(Stored items)
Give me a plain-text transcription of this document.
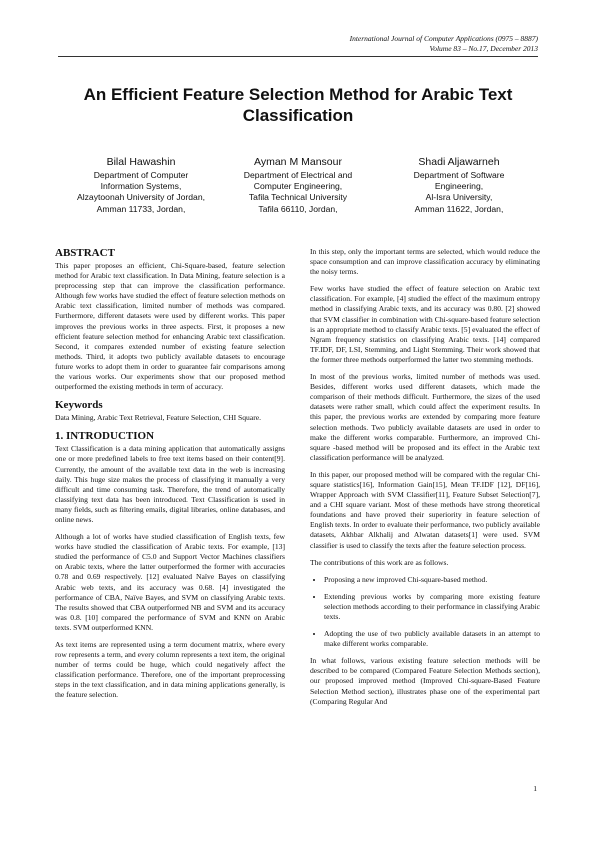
International Journal of Computer Applications (0975 – 8887)
Volume 83 – No.17, December 2013
An Efficient Feature Selection Method for Arabic Text Classification
Bilal Hawashin
Department of Computer
Information Systems,
Alzaytoonah University of Jordan,
Amman 11733, Jordan,
Ayman M Mansour
Department of Electrical and
Computer Engineering,
Tafila Technical University
Tafila 66110, Jordan,
Shadi Aljawarneh
Department of Software
Engineering,
Al-Isra University,
Amman 11622, Jordan,
ABSTRACT

This paper proposes an efficient, Chi-Square-based, feature selection method for Arabic text classification. In Data Mining, feature selection is a preprocessing step that can improve the classification performance. Although few works have studied the effect of feature selection methods on Arabic text classification, limited number of methods was compared. Furthermore, different datasets were used by different works. This paper improves the previous works in three aspects. First, it proposes a new efficient feature selection method for enhancing Arabic text classification. Second, it compares extended number of existing feature selection methods. Third, it adopts two publicly available datasets to encourage future works to adopt them in order to guarantee fair comparisons among the various works. Our experiments show that our proposed method outperformed the existing methods in term of accuracy.

Keywords

Data Mining, Arabic Text Retrieval, Feature Selection, CHI Square.

1. INTRODUCTION

Text Classification is a data mining application that automatically assigns one or more predefined labels to free text items based on their content[9]. Currently, the amount of the available text data in the web is increasing daily. This huge size makes the process of classifying it manually a very difficult and time consuming task. Therefore, the trend of automatically classifying text data has been introduced. Text Classification is used in many fields, such as filtering emails, digital libraries, online databases, and online news.

Although a lot of works have studied classification of English texts, few works have studied the classification of Arabic texts. For example, [13] studied the performance of C5.0 and Support Vector Machines classifiers on Arabic texts, where the latter outperformed the former with accuracies 0.78 and 0.69 respectively. [12] evaluated Naïve Bayes on classifying Arabic web texts, and its accuracy was 0.68. [4] investigated the performance of CBA, Naïve Bayes, and SVM on classifying Arabic texts. The results showed that CBA outperformed NB and SVM and its accuracy was 0.8. [10] compared the performance of SVM and KNN on Arabic texts. SVM outperformed KNN.

As text items are represented using a term document matrix, where every row represents a term, and every column represents a text item, the original number of terms could be huge, which could negatively affect the classification performance. Therefore, one of the important preprocessing steps in the text classification, and in data mining applications generally, is the feature selection.

In this step, only the important terms are selected, which would reduce the space consumption and can improve classification accuracy by eliminating the noisy terms.

Few works have studied the effect of feature selection on Arabic text classification. For example, [4] studied the effect of the maximum entropy method in classifying Arabic texts, and its accuracy was 0.80. [2] showed that SVM classifier in combination with Chi-square-based feature selection is an appropriate method to classify Arabic texts. [5] evaluated the effect of Ngram frequency statistics on classifying Arabic texts. [14] compared TF.IDF, DF, LSI, Stemming, and Light Stemming. Their work showed that the former three methods outperformed the latter two stemming methods.

In most of the previous works, limited number of methods was used. Besides, different works used different datasets, which made the comparison of their methods difficult. Furthermore, the sizes of the used datasets were rather small, which could affect the experiment results. In this paper, the previous works are extended by comparing more feature selection methods. Two publicly available datasets are used in order to make the different works comparable. Furthermore, an improved Chi-square -based method will be proposed and its effect in the Arabic text classification performance will be analyzed.

In this paper, our proposed method will be compared with the regular Chi-square statistics[16], Information Gain[15], Mean TF.IDF [12], DF[16], Wrapper Approach with SVM Classifier[11], Feature Subset Selection[7], and a CHI square variant. Most of these methods have strong theoretical foundations and have proved their superiority in feature selection of English texts. In order to evaluate their performance, two publicly available datasets, Akhbar Alkhalij and Alwatan datasets[1] were used. SVM classifier is used to classify the texts after the feature selection process.

The contributions of this work are as follows.

• Proposing a new improved Chi-square-based method.
• Extending previous works by comparing more existing feature selection methods according to their performance in classifying Arabic texts.
• Adopting the use of two publicly available datasets in an attempt to make different works comparable.

In what follows, various existing feature selection methods will be described to be compared (Compared Feature Selection Methods section), our proposed improved method (Improved Chi-square-Based Feature Selection Method section), illustrates phase one of the experimental part (Comparing Regular And

1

Task goal: Reproduce each record from above exactly; pictures do not belong in the copy.

Solved problem:
Give me a plain-text transcription of this document.
International Journal of Computer Applications (0975 – 8887)
Volume 83 – No.17, December 2013
An Efficient Feature Selection Method for Arabic Text Classification
Bilal Hawashin
Department of Computer
Information Systems,
Alzaytoonah University of Jordan,
Amman 11733, Jordan,
Ayman M Mansour
Department of Electrical and
Computer Engineering,
Tafila Technical University
Tafila 66110, Jordan,
Shadi Aljawarneh
Department of Software
Engineering,
Al-Isra University,
Amman 11622, Jordan,
ABSTRACT

This paper proposes an efficient, Chi-Square-based, feature selection method for Arabic text classification. In Data Mining, feature selection is a preprocessing step that can improve the classification performance. Although few works have studied the effect of feature selection methods on Arabic text classification, limited number of methods was compared. Furthermore, different datasets were used by different works. This paper improves the previous works in three aspects. First, it proposes a new efficient feature selection method for enhancing Arabic text classification. Second, it compares extended number of existing feature selection methods. Third, it adopts two publicly available datasets to encourage future works to adopt them in order to guarantee fair comparisons among the various works. Our experiments show that our proposed method outperformed the existing methods in term of accuracy.

Keywords

Data Mining, Arabic Text Retrieval, Feature Selection, CHI Square.

1. INTRODUCTION

Text Classification is a data mining application that automatically assigns one or more predefined labels to free text items based on their content[9]. Currently, the amount of the available text data in the web is increasing daily. This huge size makes the process of classifying it manually a very difficult and time consuming task. Therefore, the trend of automatically classifying text data has been introduced. Text Classification is used in many fields, such as filtering emails, digital libraries, online databases, and online news.

Although a lot of works have studied classification of English texts, few works have studied the classification of Arabic texts. For example, [13] studied the performance of C5.0 and Support Vector Machines classifiers on Arabic texts, where the latter outperformed the former with accuracies 0.78 and 0.69 respectively. [12] evaluated Naïve Bayes on classifying Arabic web texts, and its accuracy was 0.68. [4] investigated the performance of CBA, Naïve Bayes, and SVM on classifying Arabic texts. The results showed that CBA outperformed NB and SVM and its accuracy was 0.8. [10] compared the performance of SVM and KNN on Arabic texts. SVM outperformed KNN.

As text items are represented using a term document matrix, where every row represents a term, and every column represents a text item, the original number of terms could be huge, which could negatively affect the classification performance. Therefore, one of the important preprocessing steps in the text classification, and in data mining applications generally, is the feature selection.

In this step, only the important terms are selected, which would reduce the space consumption and can improve classification accuracy by eliminating the noisy terms.

Few works have studied the effect of feature selection on Arabic text classification. For example, [4] studied the effect of the maximum entropy method in classifying Arabic texts, and its accuracy was 0.80. [2] showed that SVM classifier in combination with Chi-square-based feature selection is an appropriate method to classify Arabic texts. [5] evaluated the effect of Ngram frequency statistics on classifying Arabic texts. [14] compared TF.IDF, DF, LSI, Stemming, and Light Stemming. Their work showed that the former three methods outperformed the latter two stemming methods.

In most of the previous works, limited number of methods was used. Besides, different works used different datasets, which made the comparison of their methods difficult. Furthermore, the sizes of the used datasets were rather small, which could affect the experiment results. In this paper, the previous works are extended by comparing more feature selection methods. Two publicly available datasets are used in order to make the different works comparable. Furthermore, an improved Chi-square -based method will be proposed and its effect in the Arabic text classification performance will be analyzed.

In this paper, our proposed method will be compared with the regular Chi-square statistics[16], Information Gain[15], Mean TF.IDF [12], DF[16], Wrapper Approach with SVM Classifier[11], Feature Subset Selection[7], and a CHI square variant. Most of these methods have strong theoretical foundations and have proved their superiority in feature selection of English texts. In order to evaluate their performance, two publicly available datasets, Akhbar Alkhalij and Alwatan datasets[1] were used. SVM classifier is used to classify the texts after the feature selection process.

The contributions of this work are as follows.

• Proposing a new improved Chi-square-based method.
• Extending previous works by comparing more existing feature selection methods according to their performance in classifying Arabic texts.
• Adopting the use of two publicly available datasets in an attempt to make different works comparable.

In what follows, various existing feature selection methods will be described to be compared (Compared Feature Selection Methods section), our proposed improved method (Improved Chi-square-Based Feature Selection Method section), illustrates phase one of the experimental part (Comparing Regular And

1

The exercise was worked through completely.